• **Aim**:
Extract every line of the listing below verbatim, and leave the picture out of your answer.

• **Raw data**:
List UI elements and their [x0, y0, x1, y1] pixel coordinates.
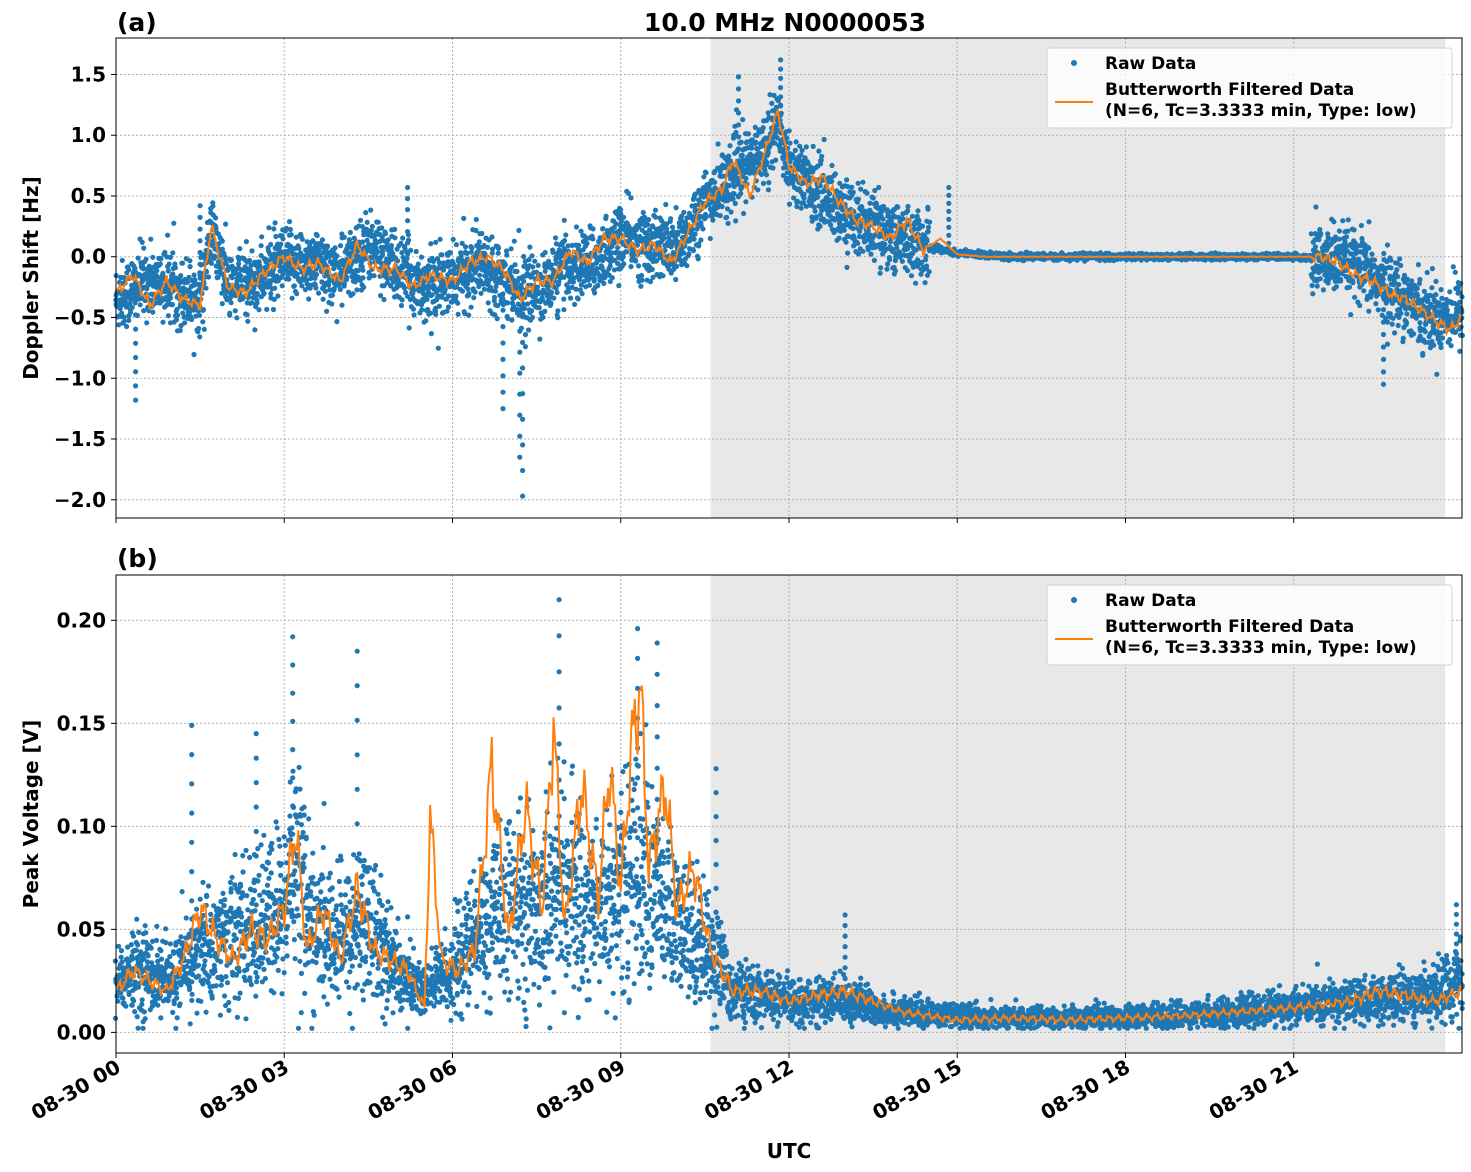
chart-title: 10.0 MHz N0000053 [644, 8, 926, 37]
x-ticks-a [115, 518, 1295, 523]
legend-raw-marker [1071, 60, 1077, 66]
grid-b [115, 575, 1462, 1053]
y-ticks-b: 0.20 0.15 0.10 0.05 0.00 [57, 608, 116, 1044]
legend-box [1046, 584, 1453, 666]
panel-b: 0.200.150.100.050.00 08-30 00 08-30 03 08-… [19, 544, 1465, 1163]
y-tick-label: 0.00 [57, 1020, 106, 1044]
x-tick-label: 08-30 00 [27, 1055, 125, 1125]
legend-filtered-label: Butterworth Filtered Data [1105, 617, 1354, 637]
legend-filtered-params: (N=6, Tc=3.3333 min, Type: low) [1105, 101, 1417, 121]
y-tick-label: 1.5 [71, 62, 106, 86]
legend-raw-label: Raw Data [1105, 54, 1196, 74]
legend-raw-marker [1071, 597, 1077, 603]
panel-label-b: (b) [117, 544, 158, 573]
x-tick-label: 08-30 03 [195, 1055, 293, 1125]
y-tick-label: 0.05 [57, 917, 106, 941]
y-tick-label: 0.0 [71, 245, 106, 269]
y-tick-label: −1.5 [54, 427, 106, 451]
legend-b: Raw Data Butterworth Filtered Data(N=6, T… [1046, 584, 1453, 666]
legend-filtered-params: (N=6, Tc=3.3333 min, Type: low) [1105, 638, 1417, 658]
y-tick-label: 0.20 [57, 608, 106, 632]
y-tick-label: −0.5 [54, 305, 106, 329]
raw-data-series-a [113, 57, 1466, 499]
panel-label-a: (a) [117, 8, 157, 37]
y-tick-label: 0.5 [71, 184, 106, 208]
y-tick-label: 0.10 [57, 814, 106, 838]
legend-box [1046, 47, 1453, 129]
raw-data-series-b [112, 597, 1465, 1031]
legend-filtered-label: Butterworth Filtered Data [1105, 80, 1354, 100]
raw-data-points [113, 57, 1466, 499]
panel-a: 1.5 1.0 0.5 0.0 −0.5 −1.0 −1.5 −2.0 (a) 10.0 MH… [19, 8, 1466, 523]
raw-data-points [112, 597, 1465, 1031]
legend-a: Raw Data Butterworth Filtered Data(N=6, T… [1046, 47, 1453, 129]
y-ticks-a: 1.5 1.0 0.5 0.0 −0.5 −1.0 −1.5 −2.0 [54, 62, 116, 512]
x-tick-label: 08-30 12 [700, 1055, 798, 1125]
y-tick-label: −2.0 [54, 488, 106, 512]
filtered-line-b [115, 685, 1463, 1027]
x-tick-label: 08-30 09 [532, 1055, 630, 1125]
y-tick-label: 1.0 [71, 123, 106, 147]
x-tick-label: 08-30 15 [868, 1055, 966, 1125]
x-tick-label: 08-30 18 [1036, 1055, 1134, 1125]
y-axis-label-a: Doppler Shift [Hz] [19, 176, 43, 380]
y-tick-label: 0.15 [57, 711, 106, 735]
x-tick-label: 08-30 06 [363, 1055, 461, 1125]
x-axis-label: UTC [767, 1139, 812, 1163]
y-tick-label: −1.0 [54, 366, 106, 390]
filtered-line-a [115, 108, 1463, 337]
x-tick-label: 08-30 21 [1205, 1055, 1303, 1125]
x-ticks-b: 08-30 00 08-30 03 08-30 06 08-30 09 08-30 12… [27, 1053, 1302, 1125]
y-axis-label-b: Peak Voltage [V] [19, 720, 43, 909]
legend-raw-label: Raw Data [1105, 591, 1196, 611]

• **Solution for this problem**:
List UI elements and their [x0, y0, x1, y1] pixel coordinates.
chart-title: 10.0 MHz N0000053 [644, 8, 926, 37]
x-ticks-a [115, 518, 1295, 523]
legend-raw-marker [1071, 60, 1077, 66]
grid-b [115, 575, 1462, 1053]
y-ticks-b: 0.20 0.15 0.10 0.05 0.00 [57, 608, 116, 1044]
legend-box [1046, 584, 1453, 666]
panel-b: 0.200.150.100.050.00 08-30 00 08-30 03 08-… [19, 544, 1465, 1163]
y-tick-label: 0.00 [57, 1020, 106, 1044]
x-tick-label: 08-30 00 [27, 1055, 125, 1125]
legend-filtered-label: Butterworth Filtered Data [1105, 617, 1354, 637]
legend-filtered-params: (N=6, Tc=3.3333 min, Type: low) [1105, 101, 1417, 121]
y-tick-label: 1.5 [71, 62, 106, 86]
legend-raw-label: Raw Data [1105, 54, 1196, 74]
legend-raw-marker [1071, 597, 1077, 603]
panel-label-b: (b) [117, 544, 158, 573]
x-tick-label: 08-30 03 [195, 1055, 293, 1125]
y-tick-label: 0.05 [57, 917, 106, 941]
y-tick-label: 0.0 [71, 245, 106, 269]
y-tick-label: −1.5 [54, 427, 106, 451]
legend-b: Raw Data Butterworth Filtered Data(N=6, T… [1046, 584, 1453, 666]
legend-filtered-params: (N=6, Tc=3.3333 min, Type: low) [1105, 638, 1417, 658]
y-tick-label: 0.20 [57, 608, 106, 632]
y-tick-label: −0.5 [54, 305, 106, 329]
raw-data-series-a [113, 57, 1466, 499]
panel-label-a: (a) [117, 8, 157, 37]
y-tick-label: 0.5 [71, 184, 106, 208]
y-tick-label: 0.10 [57, 814, 106, 838]
legend-box [1046, 47, 1453, 129]
raw-data-series-b [112, 597, 1465, 1031]
legend-filtered-label: Butterworth Filtered Data [1105, 80, 1354, 100]
raw-data-points [113, 57, 1466, 499]
panel-a: 1.5 1.0 0.5 0.0 −0.5 −1.0 −1.5 −2.0 (a) 10.0 MH… [19, 8, 1466, 523]
raw-data-points [112, 597, 1465, 1031]
legend-a: Raw Data Butterworth Filtered Data(N=6, T… [1046, 47, 1453, 129]
y-ticks-a: 1.5 1.0 0.5 0.0 −0.5 −1.0 −1.5 −2.0 [54, 62, 116, 512]
x-tick-label: 08-30 12 [700, 1055, 798, 1125]
y-tick-label: −2.0 [54, 488, 106, 512]
filtered-line-b [115, 685, 1463, 1027]
x-tick-label: 08-30 09 [532, 1055, 630, 1125]
y-tick-label: 1.0 [71, 123, 106, 147]
x-tick-label: 08-30 15 [868, 1055, 966, 1125]
x-tick-label: 08-30 18 [1036, 1055, 1134, 1125]
y-axis-label-a: Doppler Shift [Hz] [19, 176, 43, 380]
y-tick-label: 0.15 [57, 711, 106, 735]
x-tick-label: 08-30 06 [363, 1055, 461, 1125]
x-axis-label: UTC [767, 1139, 812, 1163]
y-tick-label: −1.0 [54, 366, 106, 390]
filtered-line-a [115, 108, 1463, 337]
x-tick-label: 08-30 21 [1205, 1055, 1303, 1125]
x-ticks-b: 08-30 00 08-30 03 08-30 06 08-30 09 08-30 12… [27, 1053, 1302, 1125]
y-axis-label-b: Peak Voltage [V] [19, 720, 43, 909]
legend-raw-label: Raw Data [1105, 591, 1196, 611]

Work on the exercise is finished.